#### MATERIALS PROVIDED ####
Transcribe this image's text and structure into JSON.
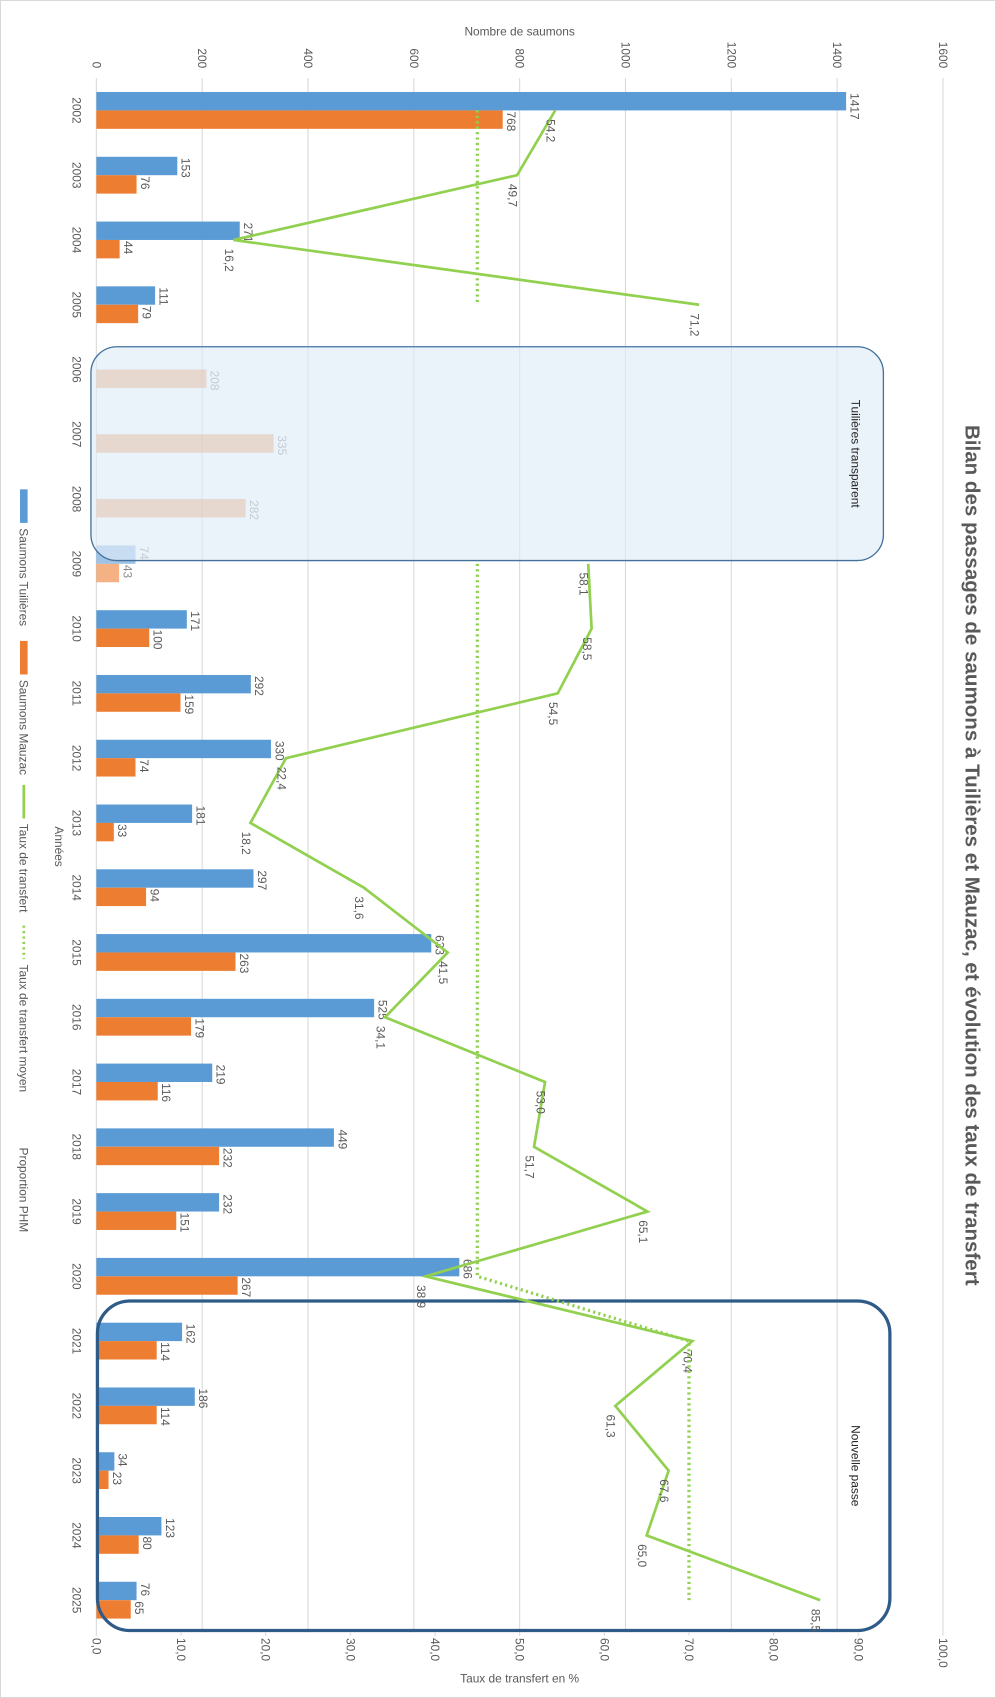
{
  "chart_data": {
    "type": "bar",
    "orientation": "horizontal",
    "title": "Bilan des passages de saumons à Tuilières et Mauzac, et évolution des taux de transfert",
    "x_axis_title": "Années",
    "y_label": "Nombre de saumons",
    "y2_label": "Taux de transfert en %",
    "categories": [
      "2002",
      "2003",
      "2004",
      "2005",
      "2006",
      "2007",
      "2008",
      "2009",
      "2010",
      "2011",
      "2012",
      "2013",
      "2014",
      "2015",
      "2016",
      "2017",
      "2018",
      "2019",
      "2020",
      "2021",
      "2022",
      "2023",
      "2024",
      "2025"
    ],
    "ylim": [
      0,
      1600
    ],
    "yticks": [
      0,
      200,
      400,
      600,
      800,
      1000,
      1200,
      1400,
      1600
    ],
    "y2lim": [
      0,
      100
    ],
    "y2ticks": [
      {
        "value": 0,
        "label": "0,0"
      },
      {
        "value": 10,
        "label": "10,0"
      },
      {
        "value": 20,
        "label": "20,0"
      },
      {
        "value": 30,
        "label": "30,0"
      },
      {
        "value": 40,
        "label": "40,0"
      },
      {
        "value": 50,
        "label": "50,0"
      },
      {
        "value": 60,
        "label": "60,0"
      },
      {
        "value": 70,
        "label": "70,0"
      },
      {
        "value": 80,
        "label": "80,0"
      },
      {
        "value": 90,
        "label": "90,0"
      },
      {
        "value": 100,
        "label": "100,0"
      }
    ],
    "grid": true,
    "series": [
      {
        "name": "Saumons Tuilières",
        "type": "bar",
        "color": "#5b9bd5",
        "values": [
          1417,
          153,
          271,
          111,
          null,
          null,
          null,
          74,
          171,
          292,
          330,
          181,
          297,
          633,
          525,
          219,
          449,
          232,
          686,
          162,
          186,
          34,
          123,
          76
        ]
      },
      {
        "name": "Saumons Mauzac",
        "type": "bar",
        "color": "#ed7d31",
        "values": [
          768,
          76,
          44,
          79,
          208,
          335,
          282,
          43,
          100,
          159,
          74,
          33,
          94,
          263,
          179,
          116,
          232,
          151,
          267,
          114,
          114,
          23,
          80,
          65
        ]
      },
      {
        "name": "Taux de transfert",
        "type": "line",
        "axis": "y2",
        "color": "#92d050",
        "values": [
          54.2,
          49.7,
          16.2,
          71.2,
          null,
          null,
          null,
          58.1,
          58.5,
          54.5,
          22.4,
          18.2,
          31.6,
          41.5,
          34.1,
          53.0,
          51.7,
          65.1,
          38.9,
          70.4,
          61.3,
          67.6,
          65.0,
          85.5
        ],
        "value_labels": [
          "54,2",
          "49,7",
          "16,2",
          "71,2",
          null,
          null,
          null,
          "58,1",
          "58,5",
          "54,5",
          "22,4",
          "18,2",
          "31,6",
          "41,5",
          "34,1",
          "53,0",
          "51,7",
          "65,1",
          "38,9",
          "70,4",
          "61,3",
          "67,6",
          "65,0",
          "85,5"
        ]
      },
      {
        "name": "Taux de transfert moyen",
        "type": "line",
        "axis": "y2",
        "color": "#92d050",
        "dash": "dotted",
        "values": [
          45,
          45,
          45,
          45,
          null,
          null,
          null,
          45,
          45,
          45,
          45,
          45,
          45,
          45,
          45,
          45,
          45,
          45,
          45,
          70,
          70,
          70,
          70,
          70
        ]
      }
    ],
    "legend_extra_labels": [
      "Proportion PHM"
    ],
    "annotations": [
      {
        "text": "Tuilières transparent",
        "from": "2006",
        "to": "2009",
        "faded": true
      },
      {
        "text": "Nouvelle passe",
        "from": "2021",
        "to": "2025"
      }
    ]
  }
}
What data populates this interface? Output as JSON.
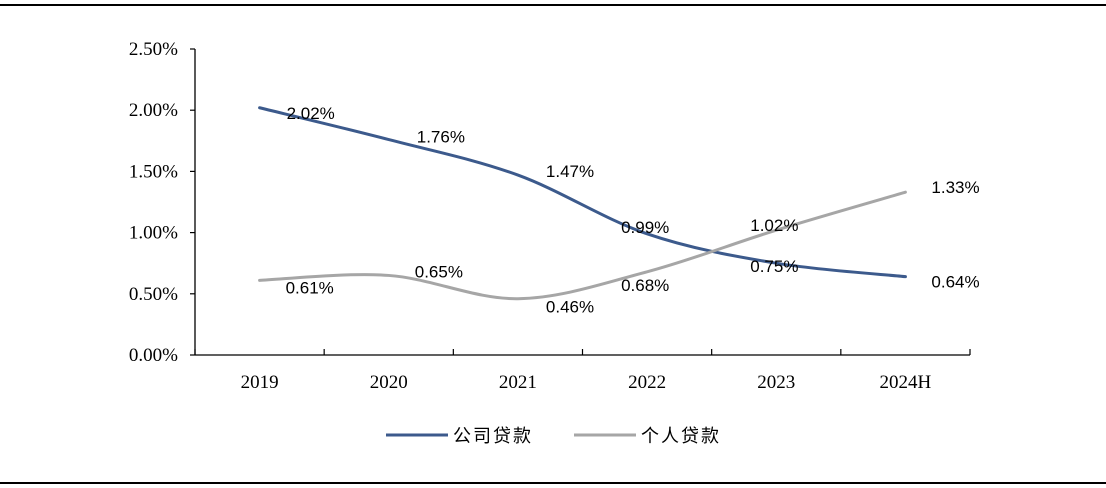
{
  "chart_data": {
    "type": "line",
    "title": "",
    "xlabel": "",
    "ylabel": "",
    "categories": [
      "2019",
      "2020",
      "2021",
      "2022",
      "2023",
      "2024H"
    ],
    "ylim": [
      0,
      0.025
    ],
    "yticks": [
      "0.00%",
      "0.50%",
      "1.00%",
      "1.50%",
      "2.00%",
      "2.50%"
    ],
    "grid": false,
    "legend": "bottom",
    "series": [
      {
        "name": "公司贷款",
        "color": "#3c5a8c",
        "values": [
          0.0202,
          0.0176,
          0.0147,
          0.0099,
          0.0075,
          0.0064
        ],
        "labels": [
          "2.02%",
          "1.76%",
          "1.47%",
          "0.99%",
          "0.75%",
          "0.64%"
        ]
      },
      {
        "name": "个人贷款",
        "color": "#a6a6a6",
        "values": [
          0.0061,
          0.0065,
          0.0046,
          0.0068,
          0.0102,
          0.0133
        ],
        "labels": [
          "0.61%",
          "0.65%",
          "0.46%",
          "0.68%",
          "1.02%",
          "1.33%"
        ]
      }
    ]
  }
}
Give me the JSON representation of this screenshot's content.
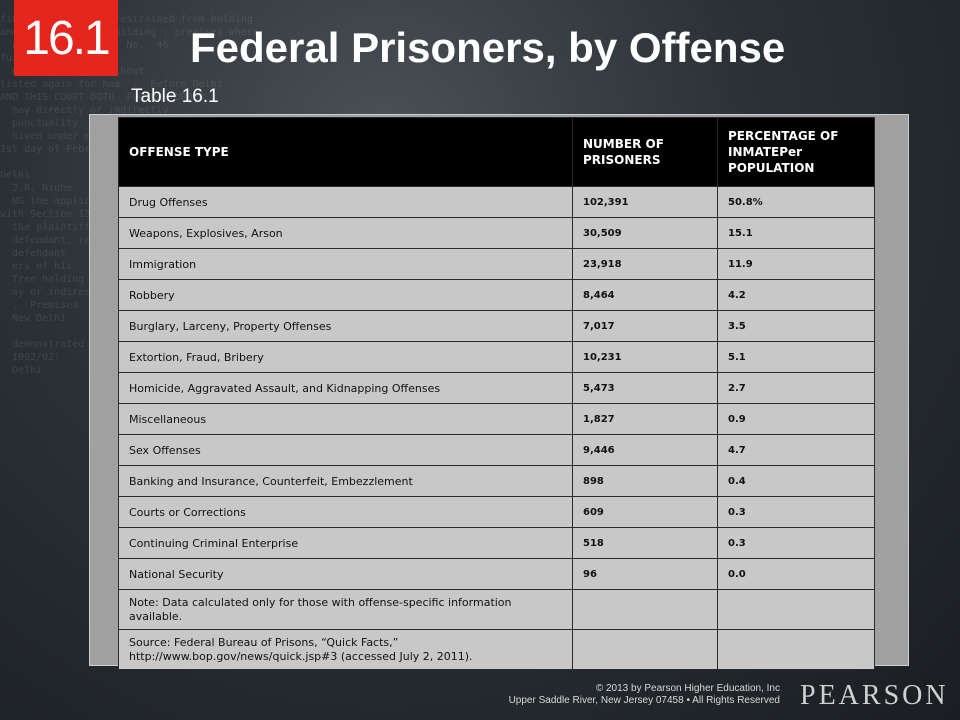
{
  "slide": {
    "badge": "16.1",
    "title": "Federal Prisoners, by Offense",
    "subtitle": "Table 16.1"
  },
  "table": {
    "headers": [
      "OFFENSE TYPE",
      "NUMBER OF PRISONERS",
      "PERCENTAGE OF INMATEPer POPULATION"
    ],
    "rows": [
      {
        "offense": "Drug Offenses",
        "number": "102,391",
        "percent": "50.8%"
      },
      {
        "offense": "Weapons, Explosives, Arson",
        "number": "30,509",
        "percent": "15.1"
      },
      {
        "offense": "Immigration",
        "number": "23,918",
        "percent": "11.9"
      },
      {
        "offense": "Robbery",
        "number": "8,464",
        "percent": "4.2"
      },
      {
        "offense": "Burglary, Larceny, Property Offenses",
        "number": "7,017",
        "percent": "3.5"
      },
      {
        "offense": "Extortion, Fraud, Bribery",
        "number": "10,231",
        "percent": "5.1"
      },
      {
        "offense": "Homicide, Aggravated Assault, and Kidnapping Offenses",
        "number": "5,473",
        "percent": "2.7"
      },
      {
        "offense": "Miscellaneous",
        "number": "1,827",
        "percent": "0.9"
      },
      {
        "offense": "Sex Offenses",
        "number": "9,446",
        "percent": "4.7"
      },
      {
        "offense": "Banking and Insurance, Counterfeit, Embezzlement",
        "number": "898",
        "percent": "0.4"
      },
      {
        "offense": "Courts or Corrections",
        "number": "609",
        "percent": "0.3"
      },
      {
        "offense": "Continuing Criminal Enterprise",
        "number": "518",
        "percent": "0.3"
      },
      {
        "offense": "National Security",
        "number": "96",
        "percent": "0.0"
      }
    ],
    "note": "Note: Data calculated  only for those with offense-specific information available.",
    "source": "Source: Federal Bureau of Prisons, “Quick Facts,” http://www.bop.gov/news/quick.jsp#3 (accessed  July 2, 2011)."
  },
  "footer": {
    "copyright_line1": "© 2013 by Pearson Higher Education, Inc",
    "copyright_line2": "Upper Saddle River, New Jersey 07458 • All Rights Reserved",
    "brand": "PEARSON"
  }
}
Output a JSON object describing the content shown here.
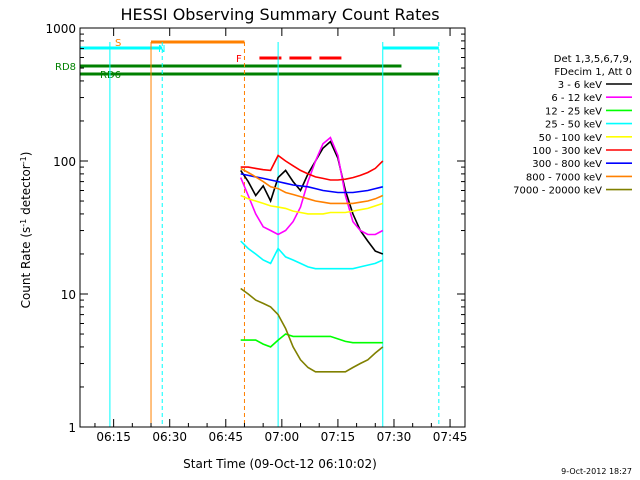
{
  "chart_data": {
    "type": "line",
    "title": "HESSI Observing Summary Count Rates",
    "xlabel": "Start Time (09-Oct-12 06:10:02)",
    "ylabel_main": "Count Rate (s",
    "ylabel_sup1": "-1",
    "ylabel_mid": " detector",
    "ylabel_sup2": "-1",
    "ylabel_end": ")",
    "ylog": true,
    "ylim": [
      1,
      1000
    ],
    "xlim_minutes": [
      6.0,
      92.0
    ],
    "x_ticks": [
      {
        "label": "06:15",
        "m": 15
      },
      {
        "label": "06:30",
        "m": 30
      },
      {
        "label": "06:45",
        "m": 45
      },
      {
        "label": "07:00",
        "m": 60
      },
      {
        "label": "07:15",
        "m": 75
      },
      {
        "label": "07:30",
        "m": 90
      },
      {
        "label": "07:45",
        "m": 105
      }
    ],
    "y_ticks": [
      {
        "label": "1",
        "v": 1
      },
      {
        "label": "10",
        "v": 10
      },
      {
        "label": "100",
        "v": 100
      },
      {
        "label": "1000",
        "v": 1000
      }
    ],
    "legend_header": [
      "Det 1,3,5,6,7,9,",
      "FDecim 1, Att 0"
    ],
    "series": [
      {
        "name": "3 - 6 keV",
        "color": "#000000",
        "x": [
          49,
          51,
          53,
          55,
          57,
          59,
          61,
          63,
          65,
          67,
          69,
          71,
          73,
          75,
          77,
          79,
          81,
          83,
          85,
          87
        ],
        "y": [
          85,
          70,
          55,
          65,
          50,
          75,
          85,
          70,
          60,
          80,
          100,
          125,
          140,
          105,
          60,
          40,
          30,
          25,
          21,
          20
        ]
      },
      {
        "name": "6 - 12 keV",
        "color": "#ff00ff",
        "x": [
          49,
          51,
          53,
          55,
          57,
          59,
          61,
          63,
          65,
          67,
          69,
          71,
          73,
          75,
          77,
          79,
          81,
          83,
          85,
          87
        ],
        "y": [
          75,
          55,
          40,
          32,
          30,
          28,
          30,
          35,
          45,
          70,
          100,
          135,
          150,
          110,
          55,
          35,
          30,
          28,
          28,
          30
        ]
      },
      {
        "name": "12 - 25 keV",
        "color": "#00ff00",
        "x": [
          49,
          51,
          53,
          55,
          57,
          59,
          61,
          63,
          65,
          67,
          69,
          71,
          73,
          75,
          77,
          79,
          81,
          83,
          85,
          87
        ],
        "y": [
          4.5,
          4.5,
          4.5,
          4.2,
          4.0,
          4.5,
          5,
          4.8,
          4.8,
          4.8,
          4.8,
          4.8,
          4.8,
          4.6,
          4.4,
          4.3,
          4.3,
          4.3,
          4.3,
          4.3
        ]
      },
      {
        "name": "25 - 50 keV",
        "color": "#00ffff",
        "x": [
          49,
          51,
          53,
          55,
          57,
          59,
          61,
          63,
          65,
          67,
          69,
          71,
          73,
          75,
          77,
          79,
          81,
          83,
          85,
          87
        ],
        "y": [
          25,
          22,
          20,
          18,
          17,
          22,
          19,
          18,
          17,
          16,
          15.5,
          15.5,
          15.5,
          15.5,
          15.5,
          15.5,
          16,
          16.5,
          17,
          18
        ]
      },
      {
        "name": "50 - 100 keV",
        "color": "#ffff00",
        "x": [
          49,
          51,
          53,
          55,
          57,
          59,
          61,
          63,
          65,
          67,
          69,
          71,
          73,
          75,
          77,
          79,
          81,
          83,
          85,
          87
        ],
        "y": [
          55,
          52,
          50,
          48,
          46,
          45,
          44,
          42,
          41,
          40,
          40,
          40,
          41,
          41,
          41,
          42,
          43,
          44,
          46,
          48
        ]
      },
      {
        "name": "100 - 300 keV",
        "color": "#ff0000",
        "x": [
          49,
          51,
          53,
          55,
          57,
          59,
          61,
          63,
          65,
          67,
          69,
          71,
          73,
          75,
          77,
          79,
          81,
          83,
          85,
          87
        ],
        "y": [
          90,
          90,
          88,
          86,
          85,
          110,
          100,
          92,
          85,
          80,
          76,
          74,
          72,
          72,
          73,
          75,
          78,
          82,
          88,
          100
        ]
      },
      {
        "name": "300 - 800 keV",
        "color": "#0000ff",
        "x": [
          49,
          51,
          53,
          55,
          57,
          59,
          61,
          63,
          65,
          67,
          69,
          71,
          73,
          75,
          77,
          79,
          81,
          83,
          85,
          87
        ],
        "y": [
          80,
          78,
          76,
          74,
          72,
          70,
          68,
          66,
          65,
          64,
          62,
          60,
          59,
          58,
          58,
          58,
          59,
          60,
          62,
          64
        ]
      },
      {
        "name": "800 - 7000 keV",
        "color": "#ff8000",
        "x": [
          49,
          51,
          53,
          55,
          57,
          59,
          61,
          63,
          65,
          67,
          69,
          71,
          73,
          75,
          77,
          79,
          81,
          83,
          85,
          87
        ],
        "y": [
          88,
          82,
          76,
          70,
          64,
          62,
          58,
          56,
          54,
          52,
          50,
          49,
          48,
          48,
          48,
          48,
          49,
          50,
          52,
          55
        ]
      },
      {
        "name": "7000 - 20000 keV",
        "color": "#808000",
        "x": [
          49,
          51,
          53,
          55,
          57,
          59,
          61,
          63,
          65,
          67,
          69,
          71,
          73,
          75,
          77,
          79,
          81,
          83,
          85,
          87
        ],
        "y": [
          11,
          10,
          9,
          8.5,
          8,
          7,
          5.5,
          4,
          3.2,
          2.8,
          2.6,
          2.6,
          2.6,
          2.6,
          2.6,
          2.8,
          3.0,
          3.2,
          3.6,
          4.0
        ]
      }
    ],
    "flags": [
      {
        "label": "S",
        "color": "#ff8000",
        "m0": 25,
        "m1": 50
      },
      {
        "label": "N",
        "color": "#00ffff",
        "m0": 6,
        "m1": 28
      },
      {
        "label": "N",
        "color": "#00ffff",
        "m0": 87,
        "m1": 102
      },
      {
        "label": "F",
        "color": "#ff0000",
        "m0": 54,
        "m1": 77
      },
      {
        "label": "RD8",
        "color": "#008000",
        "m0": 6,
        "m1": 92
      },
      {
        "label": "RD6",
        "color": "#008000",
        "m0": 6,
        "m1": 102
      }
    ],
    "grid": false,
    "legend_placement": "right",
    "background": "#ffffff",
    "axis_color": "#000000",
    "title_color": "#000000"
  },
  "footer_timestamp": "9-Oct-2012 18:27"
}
####
| EXERCISE TASK |
Where a line above contains the string "content", copy that line.

| RESPONSE TO THIS EXERCISE |
Give me the JSON representation of this screenshot's content.
Output a JSON object describing the content shown here.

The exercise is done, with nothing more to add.